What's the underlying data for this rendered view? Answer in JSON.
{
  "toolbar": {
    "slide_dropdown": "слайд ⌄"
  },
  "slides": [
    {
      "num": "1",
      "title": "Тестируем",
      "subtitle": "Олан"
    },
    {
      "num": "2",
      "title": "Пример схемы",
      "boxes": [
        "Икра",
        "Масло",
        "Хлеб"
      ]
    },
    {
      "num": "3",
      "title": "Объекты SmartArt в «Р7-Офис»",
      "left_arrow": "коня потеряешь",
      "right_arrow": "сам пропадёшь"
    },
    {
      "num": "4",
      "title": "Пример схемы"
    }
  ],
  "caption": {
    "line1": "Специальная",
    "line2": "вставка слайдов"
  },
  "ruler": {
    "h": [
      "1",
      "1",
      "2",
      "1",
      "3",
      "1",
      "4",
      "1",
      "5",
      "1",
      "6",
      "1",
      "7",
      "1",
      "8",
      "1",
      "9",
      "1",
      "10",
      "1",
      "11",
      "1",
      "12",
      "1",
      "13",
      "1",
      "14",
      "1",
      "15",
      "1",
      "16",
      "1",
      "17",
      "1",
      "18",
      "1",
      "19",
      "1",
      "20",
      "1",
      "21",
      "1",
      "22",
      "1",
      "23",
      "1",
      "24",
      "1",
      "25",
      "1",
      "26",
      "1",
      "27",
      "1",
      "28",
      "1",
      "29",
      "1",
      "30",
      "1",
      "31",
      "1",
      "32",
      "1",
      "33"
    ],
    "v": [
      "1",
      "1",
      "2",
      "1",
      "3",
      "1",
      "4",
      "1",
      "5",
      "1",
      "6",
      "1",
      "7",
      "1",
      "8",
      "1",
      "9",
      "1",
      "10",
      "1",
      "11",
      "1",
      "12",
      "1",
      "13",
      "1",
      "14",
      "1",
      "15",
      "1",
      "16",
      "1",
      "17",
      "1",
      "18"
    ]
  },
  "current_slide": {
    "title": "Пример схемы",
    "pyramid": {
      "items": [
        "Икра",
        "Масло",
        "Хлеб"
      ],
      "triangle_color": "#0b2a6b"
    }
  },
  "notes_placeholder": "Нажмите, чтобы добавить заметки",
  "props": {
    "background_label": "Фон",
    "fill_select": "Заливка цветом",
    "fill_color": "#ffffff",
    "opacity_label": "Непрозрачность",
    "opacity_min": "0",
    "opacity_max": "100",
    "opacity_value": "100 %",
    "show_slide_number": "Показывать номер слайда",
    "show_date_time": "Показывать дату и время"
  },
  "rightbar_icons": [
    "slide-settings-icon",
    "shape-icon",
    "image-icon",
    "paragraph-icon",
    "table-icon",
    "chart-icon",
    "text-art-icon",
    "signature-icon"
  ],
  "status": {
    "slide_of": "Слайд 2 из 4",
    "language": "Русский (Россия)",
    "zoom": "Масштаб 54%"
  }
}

--------------------------------

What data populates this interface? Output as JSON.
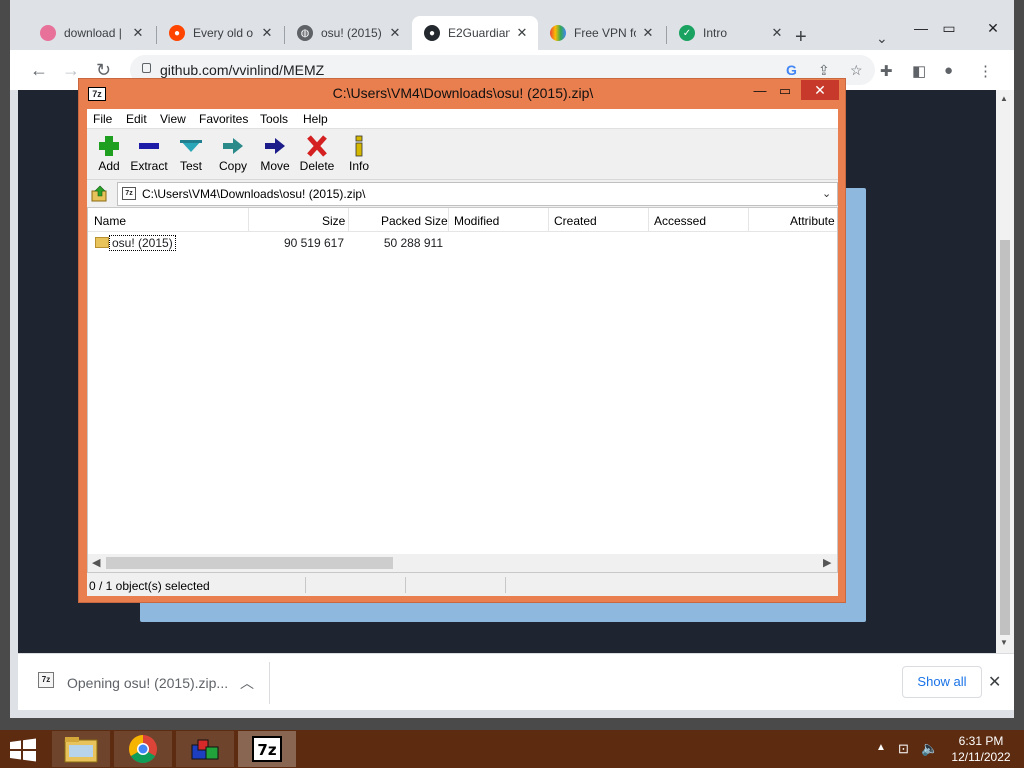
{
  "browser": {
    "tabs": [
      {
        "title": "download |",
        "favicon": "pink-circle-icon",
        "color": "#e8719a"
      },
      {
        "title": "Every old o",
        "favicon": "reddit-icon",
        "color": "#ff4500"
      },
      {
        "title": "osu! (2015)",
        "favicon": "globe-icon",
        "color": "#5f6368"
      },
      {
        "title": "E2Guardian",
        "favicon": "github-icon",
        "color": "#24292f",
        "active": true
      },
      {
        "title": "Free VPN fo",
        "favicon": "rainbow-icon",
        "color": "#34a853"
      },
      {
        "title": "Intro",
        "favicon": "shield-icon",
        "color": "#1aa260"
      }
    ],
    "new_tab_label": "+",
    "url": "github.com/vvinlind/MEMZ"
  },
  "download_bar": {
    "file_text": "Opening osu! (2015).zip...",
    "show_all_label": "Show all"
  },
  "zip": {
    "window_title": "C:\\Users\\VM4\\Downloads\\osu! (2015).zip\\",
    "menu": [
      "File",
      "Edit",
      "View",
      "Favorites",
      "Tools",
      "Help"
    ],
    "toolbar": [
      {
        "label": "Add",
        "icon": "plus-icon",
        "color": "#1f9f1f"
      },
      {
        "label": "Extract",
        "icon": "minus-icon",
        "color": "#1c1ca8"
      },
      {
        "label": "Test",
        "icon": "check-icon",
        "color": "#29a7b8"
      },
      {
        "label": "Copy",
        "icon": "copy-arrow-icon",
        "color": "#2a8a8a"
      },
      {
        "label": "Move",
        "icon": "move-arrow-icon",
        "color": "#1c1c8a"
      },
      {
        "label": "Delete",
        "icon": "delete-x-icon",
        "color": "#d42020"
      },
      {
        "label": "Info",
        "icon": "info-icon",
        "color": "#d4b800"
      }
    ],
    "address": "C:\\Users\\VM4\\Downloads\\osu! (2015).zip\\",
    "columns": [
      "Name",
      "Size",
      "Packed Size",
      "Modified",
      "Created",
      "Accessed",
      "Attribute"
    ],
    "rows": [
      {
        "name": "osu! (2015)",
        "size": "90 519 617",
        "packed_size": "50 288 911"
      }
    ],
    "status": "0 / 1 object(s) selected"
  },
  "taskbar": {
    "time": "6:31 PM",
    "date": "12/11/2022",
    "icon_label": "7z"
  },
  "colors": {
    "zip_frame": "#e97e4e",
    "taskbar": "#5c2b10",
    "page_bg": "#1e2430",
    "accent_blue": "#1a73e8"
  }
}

--------------------------------

▸ **What is asked**: Where a line in the entries holds "JSON", copy that line.

▸ **Answer for this exercise**:
What's the underlying data for this rendered view? Answer in JSON.
What data populates this interface? Output as JSON.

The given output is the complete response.